*WHAT THE EXERCISE ASKS*
In the entries below, find every line holding the string "title" and collect it.
+++ SUPPLIED ENTRIES
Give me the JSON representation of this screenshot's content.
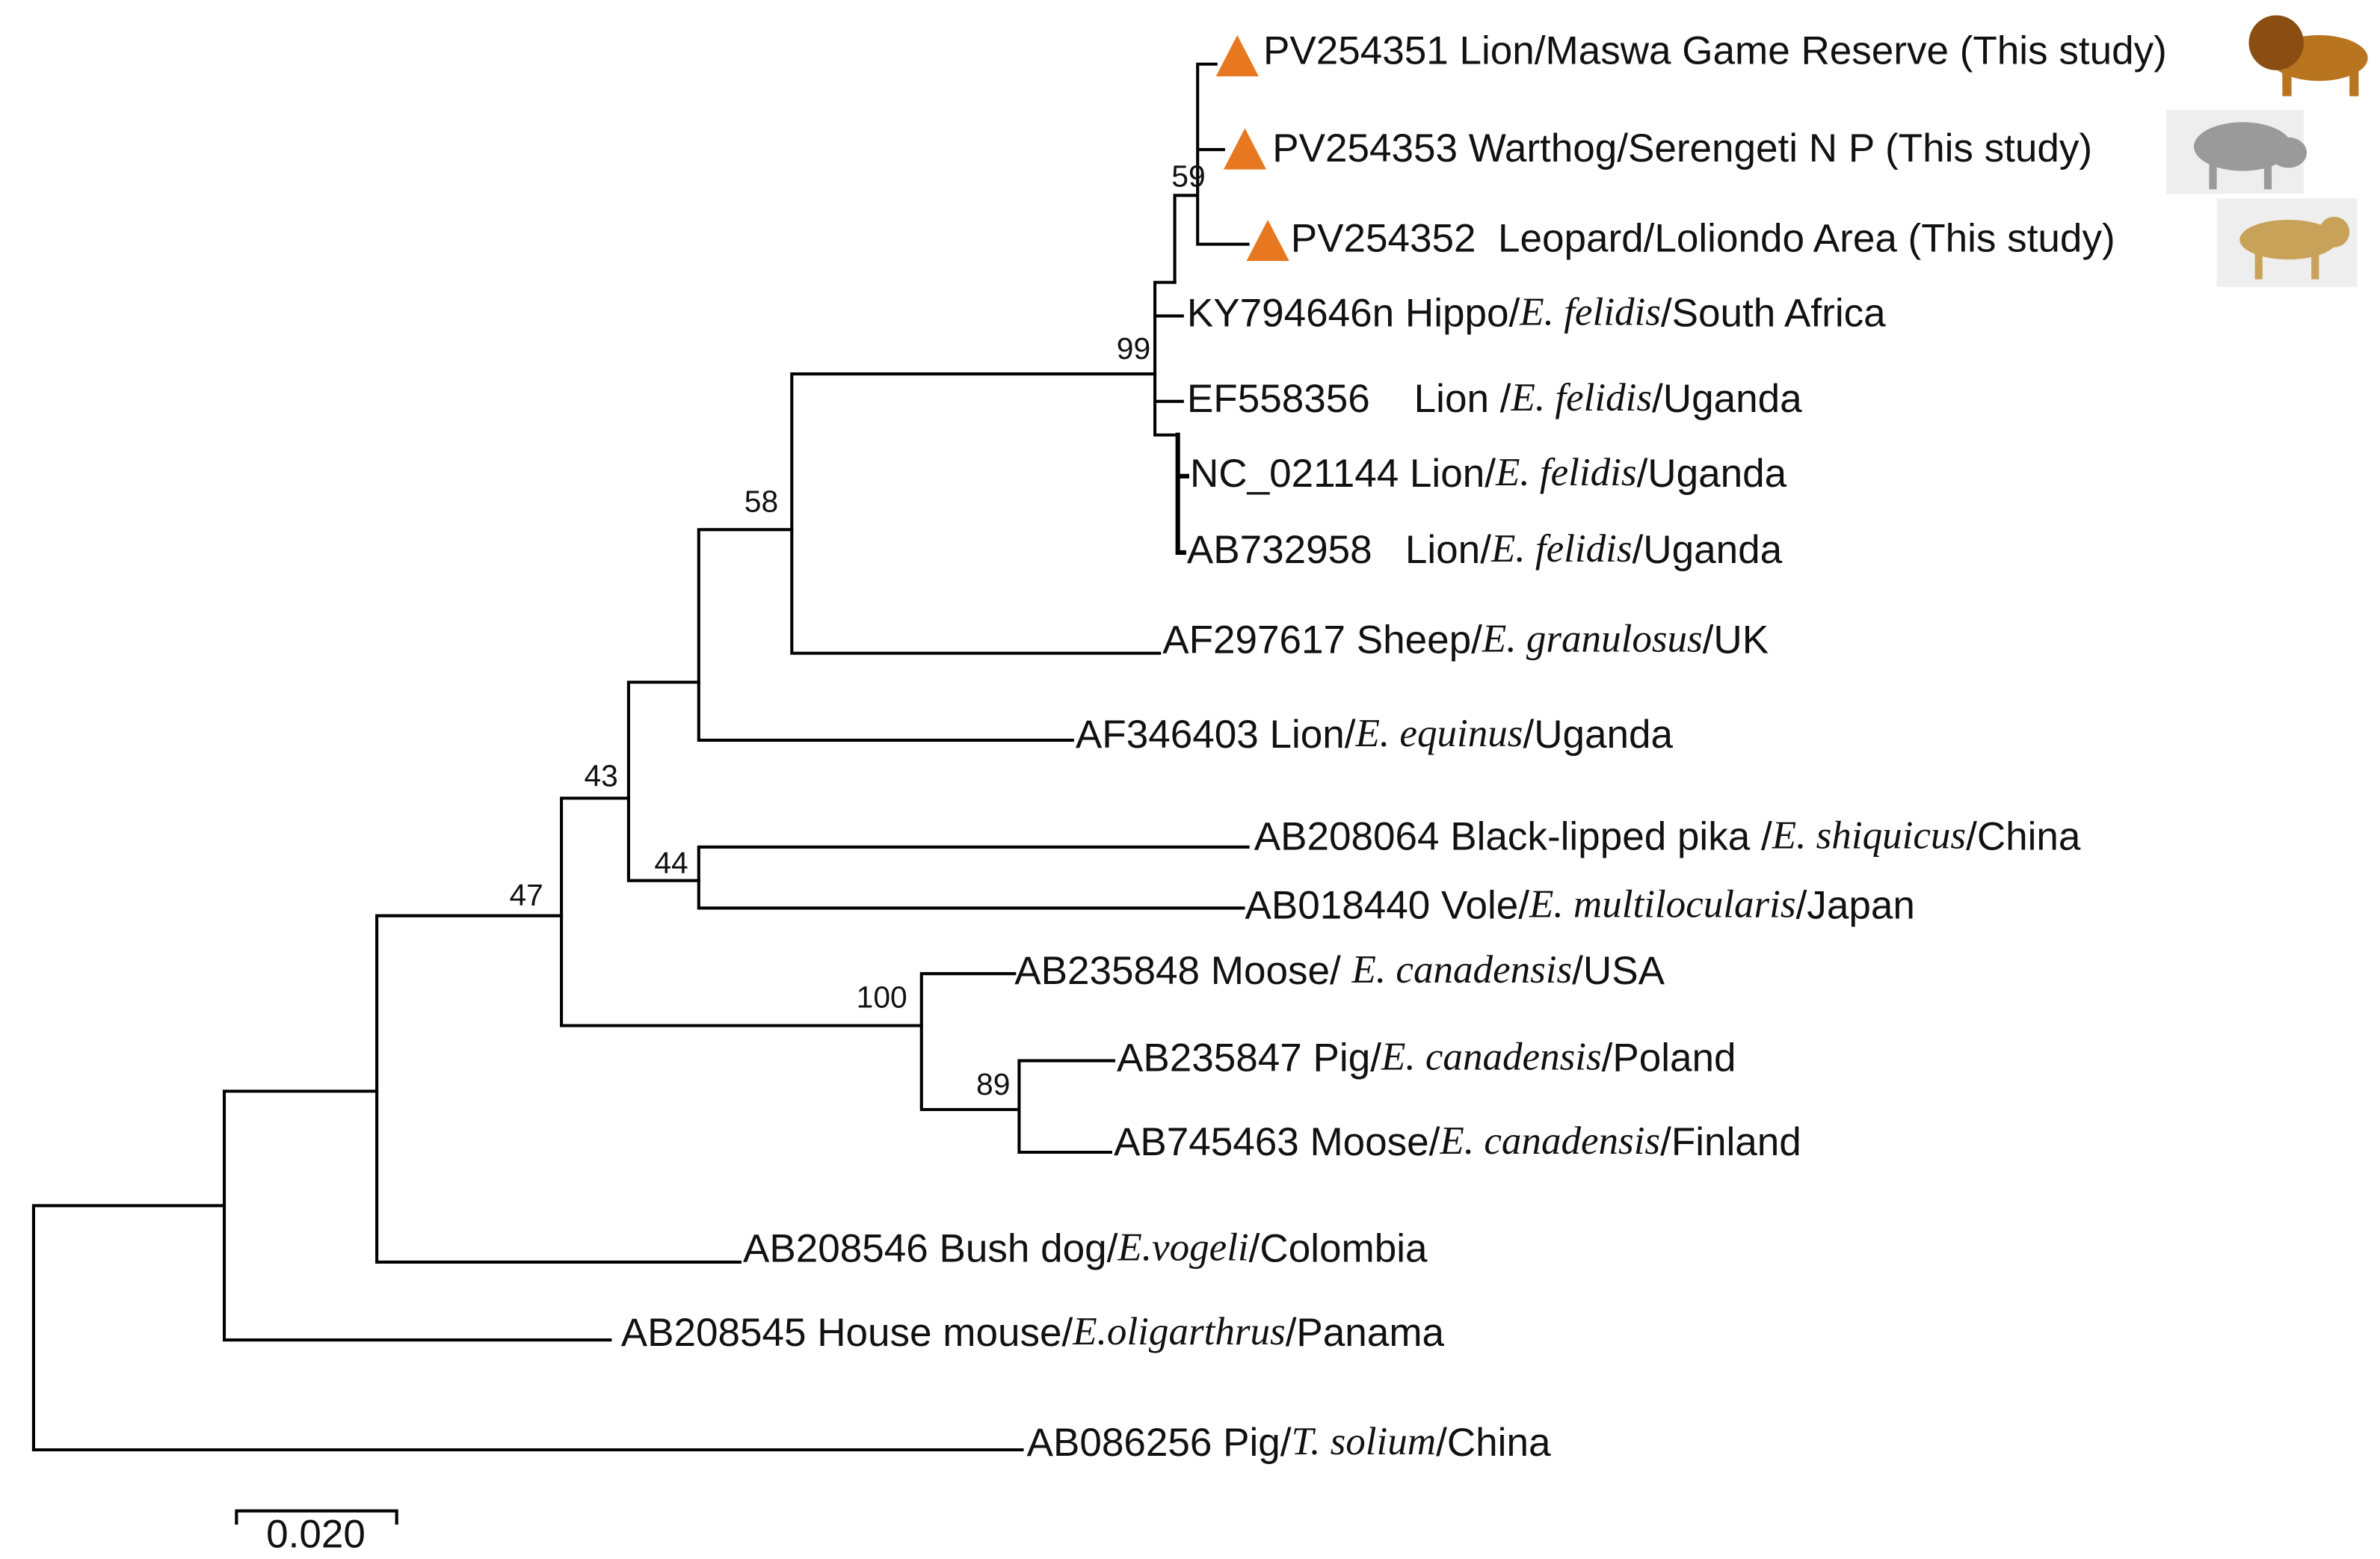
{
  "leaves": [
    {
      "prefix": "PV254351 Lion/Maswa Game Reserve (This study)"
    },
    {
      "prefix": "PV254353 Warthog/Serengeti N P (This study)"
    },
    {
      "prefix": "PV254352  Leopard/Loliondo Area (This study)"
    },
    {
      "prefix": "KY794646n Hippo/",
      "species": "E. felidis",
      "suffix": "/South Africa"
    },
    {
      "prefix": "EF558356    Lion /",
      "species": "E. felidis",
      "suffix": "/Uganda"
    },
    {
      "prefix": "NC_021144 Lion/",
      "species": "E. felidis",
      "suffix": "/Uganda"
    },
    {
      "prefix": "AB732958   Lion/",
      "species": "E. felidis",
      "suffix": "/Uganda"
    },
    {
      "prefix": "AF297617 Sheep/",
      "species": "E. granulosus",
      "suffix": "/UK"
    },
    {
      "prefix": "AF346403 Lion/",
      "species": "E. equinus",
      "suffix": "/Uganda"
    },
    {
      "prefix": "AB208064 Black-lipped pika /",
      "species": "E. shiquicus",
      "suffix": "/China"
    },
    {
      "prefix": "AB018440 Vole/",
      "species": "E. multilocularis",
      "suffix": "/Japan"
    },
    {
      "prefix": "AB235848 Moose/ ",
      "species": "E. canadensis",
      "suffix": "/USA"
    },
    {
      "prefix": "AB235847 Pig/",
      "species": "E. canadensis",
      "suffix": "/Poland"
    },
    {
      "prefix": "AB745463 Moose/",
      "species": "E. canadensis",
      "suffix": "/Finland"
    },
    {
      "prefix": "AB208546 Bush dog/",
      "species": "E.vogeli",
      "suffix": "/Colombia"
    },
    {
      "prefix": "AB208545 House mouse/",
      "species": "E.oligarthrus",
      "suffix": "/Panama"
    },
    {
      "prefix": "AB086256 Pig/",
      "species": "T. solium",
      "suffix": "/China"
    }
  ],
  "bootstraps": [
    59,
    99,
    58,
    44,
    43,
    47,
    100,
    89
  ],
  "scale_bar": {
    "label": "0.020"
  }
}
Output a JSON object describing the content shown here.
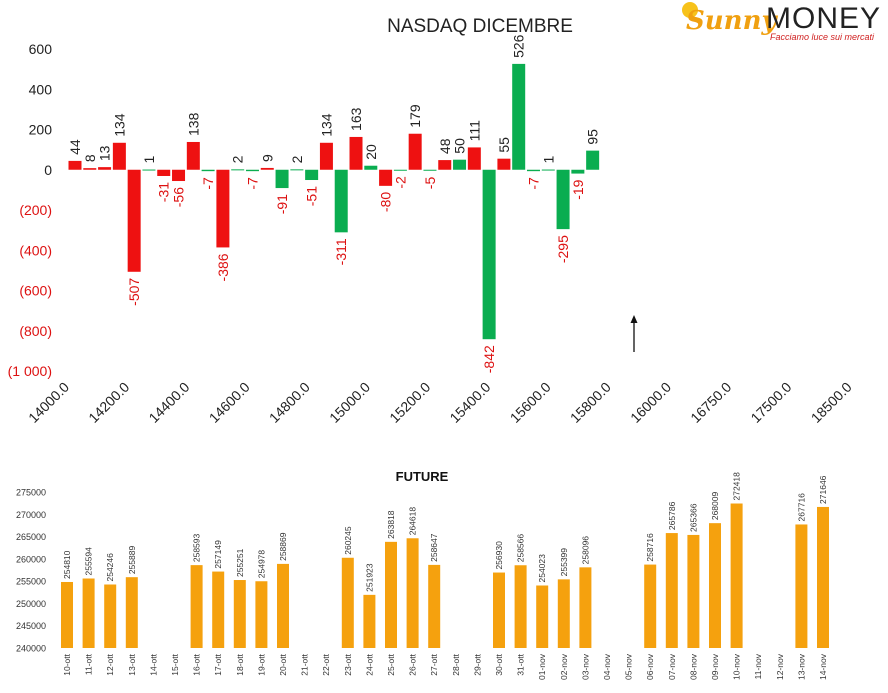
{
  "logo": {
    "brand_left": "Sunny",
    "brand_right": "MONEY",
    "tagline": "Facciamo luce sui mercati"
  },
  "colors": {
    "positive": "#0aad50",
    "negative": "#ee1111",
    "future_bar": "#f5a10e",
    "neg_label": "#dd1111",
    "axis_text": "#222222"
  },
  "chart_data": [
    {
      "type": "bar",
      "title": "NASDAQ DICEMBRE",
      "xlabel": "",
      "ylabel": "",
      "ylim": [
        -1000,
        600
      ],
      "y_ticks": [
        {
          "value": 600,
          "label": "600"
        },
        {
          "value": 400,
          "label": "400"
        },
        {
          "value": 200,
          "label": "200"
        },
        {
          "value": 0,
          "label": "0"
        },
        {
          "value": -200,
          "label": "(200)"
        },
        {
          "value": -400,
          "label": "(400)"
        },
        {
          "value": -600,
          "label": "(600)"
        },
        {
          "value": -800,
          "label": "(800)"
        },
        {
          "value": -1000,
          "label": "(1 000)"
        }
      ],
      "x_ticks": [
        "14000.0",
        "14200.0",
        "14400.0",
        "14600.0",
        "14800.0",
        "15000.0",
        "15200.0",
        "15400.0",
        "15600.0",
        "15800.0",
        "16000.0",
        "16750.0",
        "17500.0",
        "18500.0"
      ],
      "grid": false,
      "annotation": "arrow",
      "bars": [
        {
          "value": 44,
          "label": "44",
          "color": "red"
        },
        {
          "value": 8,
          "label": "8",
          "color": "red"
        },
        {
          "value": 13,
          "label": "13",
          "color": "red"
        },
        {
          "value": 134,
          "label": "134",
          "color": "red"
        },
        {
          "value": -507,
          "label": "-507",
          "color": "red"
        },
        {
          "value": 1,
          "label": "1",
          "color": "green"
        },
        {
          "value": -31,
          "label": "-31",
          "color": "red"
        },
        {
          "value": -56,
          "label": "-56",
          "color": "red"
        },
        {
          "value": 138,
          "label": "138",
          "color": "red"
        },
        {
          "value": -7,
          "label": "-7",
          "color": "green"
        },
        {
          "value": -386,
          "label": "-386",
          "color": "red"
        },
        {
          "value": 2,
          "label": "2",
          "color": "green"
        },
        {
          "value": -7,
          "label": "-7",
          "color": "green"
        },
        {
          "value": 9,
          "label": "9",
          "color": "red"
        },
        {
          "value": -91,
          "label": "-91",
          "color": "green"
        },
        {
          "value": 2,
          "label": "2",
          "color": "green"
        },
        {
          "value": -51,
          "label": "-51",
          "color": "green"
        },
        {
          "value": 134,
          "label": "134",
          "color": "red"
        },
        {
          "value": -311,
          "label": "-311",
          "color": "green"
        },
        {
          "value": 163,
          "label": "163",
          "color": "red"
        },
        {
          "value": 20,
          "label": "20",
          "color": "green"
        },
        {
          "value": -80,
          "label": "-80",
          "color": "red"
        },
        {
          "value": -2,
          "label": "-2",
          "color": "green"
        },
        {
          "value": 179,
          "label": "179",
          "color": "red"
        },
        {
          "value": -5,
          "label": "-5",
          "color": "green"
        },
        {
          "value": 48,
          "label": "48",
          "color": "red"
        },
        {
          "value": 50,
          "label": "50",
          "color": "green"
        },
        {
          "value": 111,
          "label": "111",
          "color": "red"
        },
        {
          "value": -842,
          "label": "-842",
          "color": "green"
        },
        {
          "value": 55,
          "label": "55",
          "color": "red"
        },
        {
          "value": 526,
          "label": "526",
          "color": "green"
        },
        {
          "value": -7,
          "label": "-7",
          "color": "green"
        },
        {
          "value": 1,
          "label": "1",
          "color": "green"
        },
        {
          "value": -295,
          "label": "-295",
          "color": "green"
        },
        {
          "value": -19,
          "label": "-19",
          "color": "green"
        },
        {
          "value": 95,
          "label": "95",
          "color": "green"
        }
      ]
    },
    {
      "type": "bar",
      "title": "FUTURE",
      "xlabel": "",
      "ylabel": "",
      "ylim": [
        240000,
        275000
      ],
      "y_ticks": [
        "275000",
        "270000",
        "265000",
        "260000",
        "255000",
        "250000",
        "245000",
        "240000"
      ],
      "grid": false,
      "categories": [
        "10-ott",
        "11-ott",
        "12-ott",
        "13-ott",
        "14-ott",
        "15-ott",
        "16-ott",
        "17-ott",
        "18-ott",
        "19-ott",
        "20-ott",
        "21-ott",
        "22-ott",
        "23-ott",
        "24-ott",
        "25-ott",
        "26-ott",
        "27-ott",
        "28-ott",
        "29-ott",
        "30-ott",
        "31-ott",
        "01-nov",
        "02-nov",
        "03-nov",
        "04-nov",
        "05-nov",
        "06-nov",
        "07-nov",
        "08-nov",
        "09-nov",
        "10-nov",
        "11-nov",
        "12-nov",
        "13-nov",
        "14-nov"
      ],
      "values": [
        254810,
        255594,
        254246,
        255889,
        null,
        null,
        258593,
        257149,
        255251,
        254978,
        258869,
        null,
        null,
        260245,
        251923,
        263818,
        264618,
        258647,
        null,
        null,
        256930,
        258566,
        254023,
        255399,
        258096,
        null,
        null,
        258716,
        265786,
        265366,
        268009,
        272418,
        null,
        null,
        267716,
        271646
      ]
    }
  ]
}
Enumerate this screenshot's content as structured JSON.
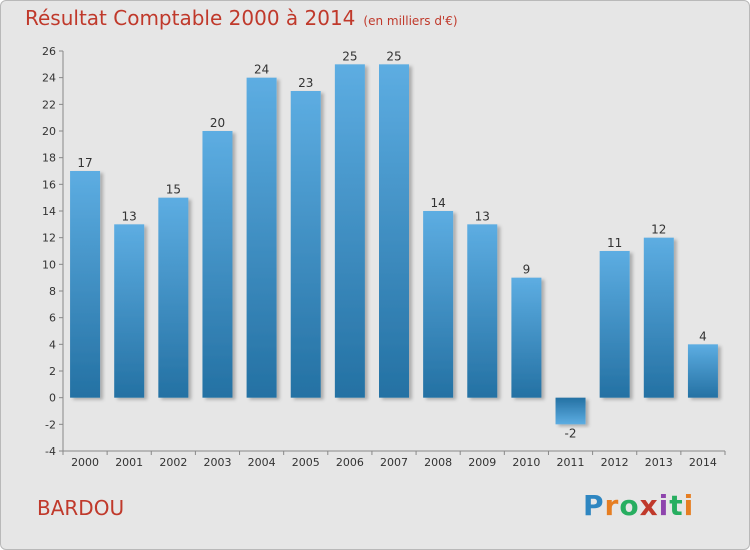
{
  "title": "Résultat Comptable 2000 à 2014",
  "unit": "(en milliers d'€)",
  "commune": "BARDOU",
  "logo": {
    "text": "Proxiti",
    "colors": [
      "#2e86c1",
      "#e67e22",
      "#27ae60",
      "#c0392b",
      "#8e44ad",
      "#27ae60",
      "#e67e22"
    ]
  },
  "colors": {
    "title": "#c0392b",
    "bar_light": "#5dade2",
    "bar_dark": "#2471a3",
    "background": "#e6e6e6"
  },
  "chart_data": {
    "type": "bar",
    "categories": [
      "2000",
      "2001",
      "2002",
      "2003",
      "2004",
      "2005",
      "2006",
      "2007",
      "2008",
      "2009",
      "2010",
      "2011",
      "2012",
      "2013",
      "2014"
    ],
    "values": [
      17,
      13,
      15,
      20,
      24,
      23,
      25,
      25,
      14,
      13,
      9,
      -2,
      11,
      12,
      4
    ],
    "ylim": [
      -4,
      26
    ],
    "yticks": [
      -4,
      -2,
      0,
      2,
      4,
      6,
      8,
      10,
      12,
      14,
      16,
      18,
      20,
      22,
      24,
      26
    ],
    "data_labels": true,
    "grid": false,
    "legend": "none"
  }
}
++++++
*FULL ANSWER*
      "title": "NASDAQ DICEMBRE",
      "title": "FUTURE",
  "title": "Résultat Comptable 2000 à 2014",
    "title": "#c0392b",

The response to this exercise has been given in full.